(EXERCISE DETAILS)
Write down every entry below once more, exactly.

(ROWS)
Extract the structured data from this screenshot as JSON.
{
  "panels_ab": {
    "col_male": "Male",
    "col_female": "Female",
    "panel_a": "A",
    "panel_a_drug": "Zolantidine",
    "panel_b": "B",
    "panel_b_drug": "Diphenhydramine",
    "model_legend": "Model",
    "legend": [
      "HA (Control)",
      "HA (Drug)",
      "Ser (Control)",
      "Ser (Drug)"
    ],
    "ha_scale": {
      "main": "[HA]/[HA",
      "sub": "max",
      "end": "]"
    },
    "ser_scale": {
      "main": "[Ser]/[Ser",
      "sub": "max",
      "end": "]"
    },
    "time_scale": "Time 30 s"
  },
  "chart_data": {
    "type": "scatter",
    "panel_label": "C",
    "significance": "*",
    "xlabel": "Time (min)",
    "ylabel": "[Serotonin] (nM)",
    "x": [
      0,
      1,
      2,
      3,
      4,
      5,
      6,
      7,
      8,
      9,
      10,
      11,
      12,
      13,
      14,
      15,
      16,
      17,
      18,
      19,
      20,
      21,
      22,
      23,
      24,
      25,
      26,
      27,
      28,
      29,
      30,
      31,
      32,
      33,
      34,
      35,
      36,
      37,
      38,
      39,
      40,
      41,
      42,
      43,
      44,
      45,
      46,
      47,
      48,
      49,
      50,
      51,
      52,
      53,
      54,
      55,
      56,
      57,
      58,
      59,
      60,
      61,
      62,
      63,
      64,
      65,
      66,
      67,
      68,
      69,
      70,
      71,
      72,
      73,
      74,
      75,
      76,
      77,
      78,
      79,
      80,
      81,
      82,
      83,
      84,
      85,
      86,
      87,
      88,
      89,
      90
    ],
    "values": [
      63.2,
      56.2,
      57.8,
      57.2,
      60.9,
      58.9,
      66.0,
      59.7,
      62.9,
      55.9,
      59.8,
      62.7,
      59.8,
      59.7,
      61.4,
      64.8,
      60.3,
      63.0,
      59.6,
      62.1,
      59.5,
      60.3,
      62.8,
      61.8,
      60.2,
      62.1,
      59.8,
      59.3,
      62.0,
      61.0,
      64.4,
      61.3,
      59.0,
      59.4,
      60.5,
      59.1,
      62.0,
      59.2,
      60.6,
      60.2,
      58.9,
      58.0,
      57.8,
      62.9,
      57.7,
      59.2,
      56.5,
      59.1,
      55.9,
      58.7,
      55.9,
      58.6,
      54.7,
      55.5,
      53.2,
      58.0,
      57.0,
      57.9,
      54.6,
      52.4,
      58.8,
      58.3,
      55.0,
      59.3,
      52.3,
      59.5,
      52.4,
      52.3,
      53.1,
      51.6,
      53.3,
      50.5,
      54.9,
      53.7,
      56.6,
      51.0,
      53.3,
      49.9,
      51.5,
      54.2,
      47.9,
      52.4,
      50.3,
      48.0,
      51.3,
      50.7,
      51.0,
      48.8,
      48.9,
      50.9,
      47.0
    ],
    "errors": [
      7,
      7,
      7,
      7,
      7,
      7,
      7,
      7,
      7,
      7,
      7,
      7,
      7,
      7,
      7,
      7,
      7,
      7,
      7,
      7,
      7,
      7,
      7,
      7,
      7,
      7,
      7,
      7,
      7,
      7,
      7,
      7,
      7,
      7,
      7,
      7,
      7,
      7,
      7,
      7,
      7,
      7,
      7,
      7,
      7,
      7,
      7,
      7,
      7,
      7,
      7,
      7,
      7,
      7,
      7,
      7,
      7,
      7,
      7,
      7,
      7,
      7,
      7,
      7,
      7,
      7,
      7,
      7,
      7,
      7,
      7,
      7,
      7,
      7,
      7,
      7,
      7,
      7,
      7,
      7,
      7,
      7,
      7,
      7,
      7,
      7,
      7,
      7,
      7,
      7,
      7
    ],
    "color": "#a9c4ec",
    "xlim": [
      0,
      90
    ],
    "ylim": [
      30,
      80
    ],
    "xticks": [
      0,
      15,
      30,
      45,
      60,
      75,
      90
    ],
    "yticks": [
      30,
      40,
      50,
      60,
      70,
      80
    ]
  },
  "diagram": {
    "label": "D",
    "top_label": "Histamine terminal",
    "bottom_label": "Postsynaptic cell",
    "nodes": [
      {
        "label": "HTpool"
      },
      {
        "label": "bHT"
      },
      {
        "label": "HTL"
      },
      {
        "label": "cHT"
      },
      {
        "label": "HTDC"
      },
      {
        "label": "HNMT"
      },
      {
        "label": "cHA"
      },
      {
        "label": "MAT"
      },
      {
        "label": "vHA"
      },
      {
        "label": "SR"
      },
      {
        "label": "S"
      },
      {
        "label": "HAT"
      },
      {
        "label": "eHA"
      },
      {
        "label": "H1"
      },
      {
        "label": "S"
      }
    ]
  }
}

(SOLUTION FOR THIS EXERCISE)
Extract the structured data from this screenshot as JSON.
{
  "panels_ab": {
    "col_male": "Male",
    "col_female": "Female",
    "panel_a": "A",
    "panel_a_drug": "Zolantidine",
    "panel_b": "B",
    "panel_b_drug": "Diphenhydramine",
    "model_legend": "Model",
    "legend": [
      "HA (Control)",
      "HA (Drug)",
      "Ser (Control)",
      "Ser (Drug)"
    ],
    "ha_scale": {
      "main": "[HA]/[HA",
      "sub": "max",
      "end": "]"
    },
    "ser_scale": {
      "main": "[Ser]/[Ser",
      "sub": "max",
      "end": "]"
    },
    "time_scale": "Time 30 s"
  },
  "chart_data": {
    "type": "scatter",
    "panel_label": "C",
    "significance": "*",
    "xlabel": "Time (min)",
    "ylabel": "[Serotonin] (nM)",
    "x": [
      0,
      1,
      2,
      3,
      4,
      5,
      6,
      7,
      8,
      9,
      10,
      11,
      12,
      13,
      14,
      15,
      16,
      17,
      18,
      19,
      20,
      21,
      22,
      23,
      24,
      25,
      26,
      27,
      28,
      29,
      30,
      31,
      32,
      33,
      34,
      35,
      36,
      37,
      38,
      39,
      40,
      41,
      42,
      43,
      44,
      45,
      46,
      47,
      48,
      49,
      50,
      51,
      52,
      53,
      54,
      55,
      56,
      57,
      58,
      59,
      60,
      61,
      62,
      63,
      64,
      65,
      66,
      67,
      68,
      69,
      70,
      71,
      72,
      73,
      74,
      75,
      76,
      77,
      78,
      79,
      80,
      81,
      82,
      83,
      84,
      85,
      86,
      87,
      88,
      89,
      90
    ],
    "values": [
      63.2,
      56.2,
      57.8,
      57.2,
      60.9,
      58.9,
      66.0,
      59.7,
      62.9,
      55.9,
      59.8,
      62.7,
      59.8,
      59.7,
      61.4,
      64.8,
      60.3,
      63.0,
      59.6,
      62.1,
      59.5,
      60.3,
      62.8,
      61.8,
      60.2,
      62.1,
      59.8,
      59.3,
      62.0,
      61.0,
      64.4,
      61.3,
      59.0,
      59.4,
      60.5,
      59.1,
      62.0,
      59.2,
      60.6,
      60.2,
      58.9,
      58.0,
      57.8,
      62.9,
      57.7,
      59.2,
      56.5,
      59.1,
      55.9,
      58.7,
      55.9,
      58.6,
      54.7,
      55.5,
      53.2,
      58.0,
      57.0,
      57.9,
      54.6,
      52.4,
      58.8,
      58.3,
      55.0,
      59.3,
      52.3,
      59.5,
      52.4,
      52.3,
      53.1,
      51.6,
      53.3,
      50.5,
      54.9,
      53.7,
      56.6,
      51.0,
      53.3,
      49.9,
      51.5,
      54.2,
      47.9,
      52.4,
      50.3,
      48.0,
      51.3,
      50.7,
      51.0,
      48.8,
      48.9,
      50.9,
      47.0
    ],
    "errors": [
      7,
      7,
      7,
      7,
      7,
      7,
      7,
      7,
      7,
      7,
      7,
      7,
      7,
      7,
      7,
      7,
      7,
      7,
      7,
      7,
      7,
      7,
      7,
      7,
      7,
      7,
      7,
      7,
      7,
      7,
      7,
      7,
      7,
      7,
      7,
      7,
      7,
      7,
      7,
      7,
      7,
      7,
      7,
      7,
      7,
      7,
      7,
      7,
      7,
      7,
      7,
      7,
      7,
      7,
      7,
      7,
      7,
      7,
      7,
      7,
      7,
      7,
      7,
      7,
      7,
      7,
      7,
      7,
      7,
      7,
      7,
      7,
      7,
      7,
      7,
      7,
      7,
      7,
      7,
      7,
      7,
      7,
      7,
      7,
      7,
      7,
      7,
      7,
      7,
      7,
      7
    ],
    "color": "#a9c4ec",
    "xlim": [
      0,
      90
    ],
    "ylim": [
      30,
      80
    ],
    "xticks": [
      0,
      15,
      30,
      45,
      60,
      75,
      90
    ],
    "yticks": [
      30,
      40,
      50,
      60,
      70,
      80
    ]
  },
  "diagram": {
    "label": "D",
    "top_label": "Histamine terminal",
    "bottom_label": "Postsynaptic cell",
    "nodes": [
      {
        "label": "HTpool"
      },
      {
        "label": "bHT"
      },
      {
        "label": "HTL"
      },
      {
        "label": "cHT"
      },
      {
        "label": "HTDC"
      },
      {
        "label": "HNMT"
      },
      {
        "label": "cHA"
      },
      {
        "label": "MAT"
      },
      {
        "label": "vHA"
      },
      {
        "label": "SR"
      },
      {
        "label": "S"
      },
      {
        "label": "HAT"
      },
      {
        "label": "eHA"
      },
      {
        "label": "H1"
      },
      {
        "label": "S"
      }
    ]
  }
}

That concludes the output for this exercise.